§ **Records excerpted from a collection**
[Start]

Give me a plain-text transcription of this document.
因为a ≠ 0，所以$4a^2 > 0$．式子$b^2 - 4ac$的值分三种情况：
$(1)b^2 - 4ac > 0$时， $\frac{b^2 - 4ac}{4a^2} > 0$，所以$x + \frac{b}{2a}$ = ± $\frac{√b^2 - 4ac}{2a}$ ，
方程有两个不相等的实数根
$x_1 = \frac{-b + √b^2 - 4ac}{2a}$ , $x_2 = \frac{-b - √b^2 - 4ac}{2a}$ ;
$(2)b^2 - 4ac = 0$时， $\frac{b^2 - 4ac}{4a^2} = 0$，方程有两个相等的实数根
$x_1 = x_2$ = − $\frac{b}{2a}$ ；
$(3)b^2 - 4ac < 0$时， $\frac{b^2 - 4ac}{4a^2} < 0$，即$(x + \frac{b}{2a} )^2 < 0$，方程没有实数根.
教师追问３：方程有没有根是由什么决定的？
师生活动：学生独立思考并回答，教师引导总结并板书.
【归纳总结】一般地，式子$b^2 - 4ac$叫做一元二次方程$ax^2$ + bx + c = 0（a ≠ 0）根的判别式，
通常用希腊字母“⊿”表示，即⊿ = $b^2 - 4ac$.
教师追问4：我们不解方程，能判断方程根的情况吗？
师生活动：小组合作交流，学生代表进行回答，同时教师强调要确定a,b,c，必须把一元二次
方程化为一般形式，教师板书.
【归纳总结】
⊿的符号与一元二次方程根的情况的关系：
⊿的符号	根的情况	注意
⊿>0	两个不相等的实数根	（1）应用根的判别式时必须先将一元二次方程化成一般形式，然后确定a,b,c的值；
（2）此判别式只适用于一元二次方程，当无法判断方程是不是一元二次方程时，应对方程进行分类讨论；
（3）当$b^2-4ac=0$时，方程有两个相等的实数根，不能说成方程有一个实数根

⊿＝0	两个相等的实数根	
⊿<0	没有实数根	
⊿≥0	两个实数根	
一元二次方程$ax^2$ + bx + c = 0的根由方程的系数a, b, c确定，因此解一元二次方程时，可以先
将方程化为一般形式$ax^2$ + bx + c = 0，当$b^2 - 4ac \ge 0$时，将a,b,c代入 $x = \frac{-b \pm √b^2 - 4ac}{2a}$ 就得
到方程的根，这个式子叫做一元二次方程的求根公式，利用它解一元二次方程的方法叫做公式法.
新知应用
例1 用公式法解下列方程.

[End]

§ **Your task**
Without changing a word, restate the whole listing.

§ **Answer**
Give me a plain-text transcription of this document.
因为a ≠ 0，所以$4a^2 > 0$．式子$b^2 - 4ac$的值分三种情况：
$(1)b^2 - 4ac > 0$时， $\frac{b^2 - 4ac}{4a^2} > 0$，所以$x + \frac{b}{2a}$ = ± $\frac{√b^2 - 4ac}{2a}$ ，
方程有两个不相等的实数根
$x_1 = \frac{-b + √b^2 - 4ac}{2a}$ , $x_2 = \frac{-b - √b^2 - 4ac}{2a}$ ;
$(2)b^2 - 4ac = 0$时， $\frac{b^2 - 4ac}{4a^2} = 0$，方程有两个相等的实数根
$x_1 = x_2$ = − $\frac{b}{2a}$ ；
$(3)b^2 - 4ac < 0$时， $\frac{b^2 - 4ac}{4a^2} < 0$，即$(x + \frac{b}{2a} )^2 < 0$，方程没有实数根.
教师追问３：方程有没有根是由什么决定的？
师生活动：学生独立思考并回答，教师引导总结并板书.
【归纳总结】一般地，式子$b^2 - 4ac$叫做一元二次方程$ax^2$ + bx + c = 0（a ≠ 0）根的判别式，
通常用希腊字母“⊿”表示，即⊿ = $b^2 - 4ac$.
教师追问4：我们不解方程，能判断方程根的情况吗？
师生活动：小组合作交流，学生代表进行回答，同时教师强调要确定a,b,c，必须把一元二次
方程化为一般形式，教师板书.
【归纳总结】
⊿的符号与一元二次方程根的情况的关系：
⊿的符号	根的情况	注意
⊿>0	两个不相等的实数根	（1）应用根的判别式时必须先将一元二次方程化成一般形式，然后确定a,b,c的值；
（2）此判别式只适用于一元二次方程，当无法判断方程是不是一元二次方程时，应对方程进行分类讨论；
（3）当$b^2-4ac=0$时，方程有两个相等的实数根，不能说成方程有一个实数根

⊿＝0	两个相等的实数根	
⊿<0	没有实数根	
⊿≥0	两个实数根	
一元二次方程$ax^2$ + bx + c = 0的根由方程的系数a, b, c确定，因此解一元二次方程时，可以先
将方程化为一般形式$ax^2$ + bx + c = 0，当$b^2 - 4ac \ge 0$时，将a,b,c代入 $x = \frac{-b \pm √b^2 - 4ac}{2a}$ 就得
到方程的根，这个式子叫做一元二次方程的求根公式，利用它解一元二次方程的方法叫做公式法.
新知应用
例1 用公式法解下列方程.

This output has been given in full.